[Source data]
•••

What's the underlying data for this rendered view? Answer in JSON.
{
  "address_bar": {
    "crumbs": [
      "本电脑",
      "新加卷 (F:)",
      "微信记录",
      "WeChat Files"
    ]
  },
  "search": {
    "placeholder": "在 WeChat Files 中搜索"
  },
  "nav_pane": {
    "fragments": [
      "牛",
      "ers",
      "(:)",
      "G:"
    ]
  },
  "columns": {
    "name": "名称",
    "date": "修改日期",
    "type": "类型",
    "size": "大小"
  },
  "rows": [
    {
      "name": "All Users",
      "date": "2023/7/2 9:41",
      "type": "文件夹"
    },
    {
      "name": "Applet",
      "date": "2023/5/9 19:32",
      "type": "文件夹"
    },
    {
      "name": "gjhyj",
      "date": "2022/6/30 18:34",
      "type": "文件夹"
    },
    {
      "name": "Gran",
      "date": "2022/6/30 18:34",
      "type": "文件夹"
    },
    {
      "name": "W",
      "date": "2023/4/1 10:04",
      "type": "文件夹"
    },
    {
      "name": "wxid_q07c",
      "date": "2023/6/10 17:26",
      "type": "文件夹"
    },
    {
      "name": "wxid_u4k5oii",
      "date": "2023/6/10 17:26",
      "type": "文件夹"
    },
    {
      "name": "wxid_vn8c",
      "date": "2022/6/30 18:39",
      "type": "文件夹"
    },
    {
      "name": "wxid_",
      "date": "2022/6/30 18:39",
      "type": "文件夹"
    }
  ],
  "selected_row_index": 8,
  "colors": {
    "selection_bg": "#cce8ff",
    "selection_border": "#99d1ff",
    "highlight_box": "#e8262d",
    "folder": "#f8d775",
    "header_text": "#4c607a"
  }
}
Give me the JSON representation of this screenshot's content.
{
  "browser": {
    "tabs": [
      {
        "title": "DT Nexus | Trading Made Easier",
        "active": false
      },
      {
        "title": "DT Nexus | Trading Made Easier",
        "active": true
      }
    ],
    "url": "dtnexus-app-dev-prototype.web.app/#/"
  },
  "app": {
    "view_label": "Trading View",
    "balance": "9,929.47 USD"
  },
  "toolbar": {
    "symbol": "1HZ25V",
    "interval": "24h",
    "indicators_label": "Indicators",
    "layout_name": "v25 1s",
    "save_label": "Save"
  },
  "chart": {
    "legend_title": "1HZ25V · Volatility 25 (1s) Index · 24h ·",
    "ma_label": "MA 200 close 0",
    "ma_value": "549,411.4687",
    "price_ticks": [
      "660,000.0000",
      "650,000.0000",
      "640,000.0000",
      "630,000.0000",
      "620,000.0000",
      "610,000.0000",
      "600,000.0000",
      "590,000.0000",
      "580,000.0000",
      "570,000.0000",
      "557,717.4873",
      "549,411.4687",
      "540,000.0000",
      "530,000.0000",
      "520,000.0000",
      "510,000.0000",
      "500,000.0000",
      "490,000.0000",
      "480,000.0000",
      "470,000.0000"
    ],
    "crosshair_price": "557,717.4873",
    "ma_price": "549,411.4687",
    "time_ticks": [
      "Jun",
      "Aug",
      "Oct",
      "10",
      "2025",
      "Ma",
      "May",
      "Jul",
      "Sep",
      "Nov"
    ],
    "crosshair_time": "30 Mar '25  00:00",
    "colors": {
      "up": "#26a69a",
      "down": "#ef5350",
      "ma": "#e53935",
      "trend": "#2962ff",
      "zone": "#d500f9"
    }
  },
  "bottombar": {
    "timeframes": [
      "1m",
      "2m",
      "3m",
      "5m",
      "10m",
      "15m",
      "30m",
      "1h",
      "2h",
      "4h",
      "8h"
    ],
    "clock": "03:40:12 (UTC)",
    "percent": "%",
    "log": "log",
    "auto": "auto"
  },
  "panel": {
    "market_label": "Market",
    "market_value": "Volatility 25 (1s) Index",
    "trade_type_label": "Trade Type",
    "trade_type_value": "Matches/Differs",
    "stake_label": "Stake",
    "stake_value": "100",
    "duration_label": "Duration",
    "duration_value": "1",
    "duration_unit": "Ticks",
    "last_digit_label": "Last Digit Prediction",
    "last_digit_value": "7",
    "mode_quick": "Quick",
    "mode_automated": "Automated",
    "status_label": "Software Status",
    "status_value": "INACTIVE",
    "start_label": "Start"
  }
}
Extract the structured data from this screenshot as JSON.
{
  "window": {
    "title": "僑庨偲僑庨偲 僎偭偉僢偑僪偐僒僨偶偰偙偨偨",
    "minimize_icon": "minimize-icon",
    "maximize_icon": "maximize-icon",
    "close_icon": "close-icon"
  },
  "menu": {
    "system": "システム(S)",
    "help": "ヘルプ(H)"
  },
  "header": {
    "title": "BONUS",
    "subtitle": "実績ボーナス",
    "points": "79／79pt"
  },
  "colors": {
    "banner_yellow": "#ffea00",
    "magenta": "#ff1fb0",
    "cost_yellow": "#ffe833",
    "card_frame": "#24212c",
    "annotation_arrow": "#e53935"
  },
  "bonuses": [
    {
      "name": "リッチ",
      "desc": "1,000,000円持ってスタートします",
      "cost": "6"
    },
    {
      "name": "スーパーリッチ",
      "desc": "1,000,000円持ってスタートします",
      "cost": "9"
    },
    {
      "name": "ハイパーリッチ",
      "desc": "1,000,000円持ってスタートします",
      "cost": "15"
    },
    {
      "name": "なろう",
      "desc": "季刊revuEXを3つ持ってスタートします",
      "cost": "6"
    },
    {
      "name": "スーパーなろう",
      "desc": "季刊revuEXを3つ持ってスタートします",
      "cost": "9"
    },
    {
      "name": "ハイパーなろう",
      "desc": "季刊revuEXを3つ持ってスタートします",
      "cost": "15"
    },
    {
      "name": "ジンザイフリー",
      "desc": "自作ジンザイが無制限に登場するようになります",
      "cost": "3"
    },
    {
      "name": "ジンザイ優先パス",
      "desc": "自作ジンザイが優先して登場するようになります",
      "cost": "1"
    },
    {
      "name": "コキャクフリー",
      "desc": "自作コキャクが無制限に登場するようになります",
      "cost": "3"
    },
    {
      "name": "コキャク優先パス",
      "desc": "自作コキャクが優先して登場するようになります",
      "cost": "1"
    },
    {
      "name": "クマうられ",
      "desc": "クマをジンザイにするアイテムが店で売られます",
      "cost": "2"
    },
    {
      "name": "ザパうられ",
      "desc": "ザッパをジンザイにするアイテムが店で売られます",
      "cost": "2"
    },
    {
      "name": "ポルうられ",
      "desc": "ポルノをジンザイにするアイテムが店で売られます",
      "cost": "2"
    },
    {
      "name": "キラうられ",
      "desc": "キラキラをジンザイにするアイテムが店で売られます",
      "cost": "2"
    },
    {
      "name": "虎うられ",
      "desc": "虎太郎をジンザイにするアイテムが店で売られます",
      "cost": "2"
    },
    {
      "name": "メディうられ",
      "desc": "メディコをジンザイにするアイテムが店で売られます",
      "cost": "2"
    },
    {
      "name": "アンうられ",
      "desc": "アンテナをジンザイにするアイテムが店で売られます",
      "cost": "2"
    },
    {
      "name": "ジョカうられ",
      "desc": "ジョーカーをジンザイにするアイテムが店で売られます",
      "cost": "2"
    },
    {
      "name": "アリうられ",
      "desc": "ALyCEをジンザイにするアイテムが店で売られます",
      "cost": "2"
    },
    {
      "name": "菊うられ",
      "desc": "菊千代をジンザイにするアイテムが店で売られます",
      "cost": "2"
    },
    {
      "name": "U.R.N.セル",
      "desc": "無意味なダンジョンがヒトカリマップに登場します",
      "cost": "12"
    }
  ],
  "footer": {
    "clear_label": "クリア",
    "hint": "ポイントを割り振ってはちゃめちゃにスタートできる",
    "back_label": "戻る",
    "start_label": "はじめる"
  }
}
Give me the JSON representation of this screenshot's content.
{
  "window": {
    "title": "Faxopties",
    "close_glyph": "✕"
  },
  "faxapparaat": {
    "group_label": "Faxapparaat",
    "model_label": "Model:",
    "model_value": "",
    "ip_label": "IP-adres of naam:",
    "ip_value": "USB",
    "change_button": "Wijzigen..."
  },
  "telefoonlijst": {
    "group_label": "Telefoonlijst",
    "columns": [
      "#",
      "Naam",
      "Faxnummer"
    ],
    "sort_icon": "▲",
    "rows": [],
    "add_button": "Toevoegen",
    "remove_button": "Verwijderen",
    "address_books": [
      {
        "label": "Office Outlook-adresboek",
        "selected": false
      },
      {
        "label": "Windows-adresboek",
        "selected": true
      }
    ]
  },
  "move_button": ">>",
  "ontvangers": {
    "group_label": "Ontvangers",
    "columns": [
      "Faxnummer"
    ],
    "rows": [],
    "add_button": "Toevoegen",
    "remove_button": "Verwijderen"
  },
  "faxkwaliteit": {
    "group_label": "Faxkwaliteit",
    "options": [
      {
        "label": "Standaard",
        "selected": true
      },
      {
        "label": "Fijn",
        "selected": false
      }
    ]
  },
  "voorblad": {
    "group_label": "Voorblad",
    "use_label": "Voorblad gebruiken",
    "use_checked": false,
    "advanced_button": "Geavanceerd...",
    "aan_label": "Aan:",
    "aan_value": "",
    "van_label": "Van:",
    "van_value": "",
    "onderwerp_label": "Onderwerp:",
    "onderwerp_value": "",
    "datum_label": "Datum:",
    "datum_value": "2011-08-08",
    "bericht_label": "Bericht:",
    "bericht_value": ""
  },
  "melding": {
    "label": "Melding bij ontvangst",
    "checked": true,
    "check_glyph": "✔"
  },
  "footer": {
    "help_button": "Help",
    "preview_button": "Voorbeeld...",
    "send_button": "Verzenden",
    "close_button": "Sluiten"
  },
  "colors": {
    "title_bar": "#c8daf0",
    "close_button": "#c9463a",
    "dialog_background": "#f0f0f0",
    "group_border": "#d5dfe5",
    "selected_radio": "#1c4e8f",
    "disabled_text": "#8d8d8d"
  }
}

•••

Job:
Report how many lines of the data contain the word "Verwijderen", using the number alone.

Answer to the task:
2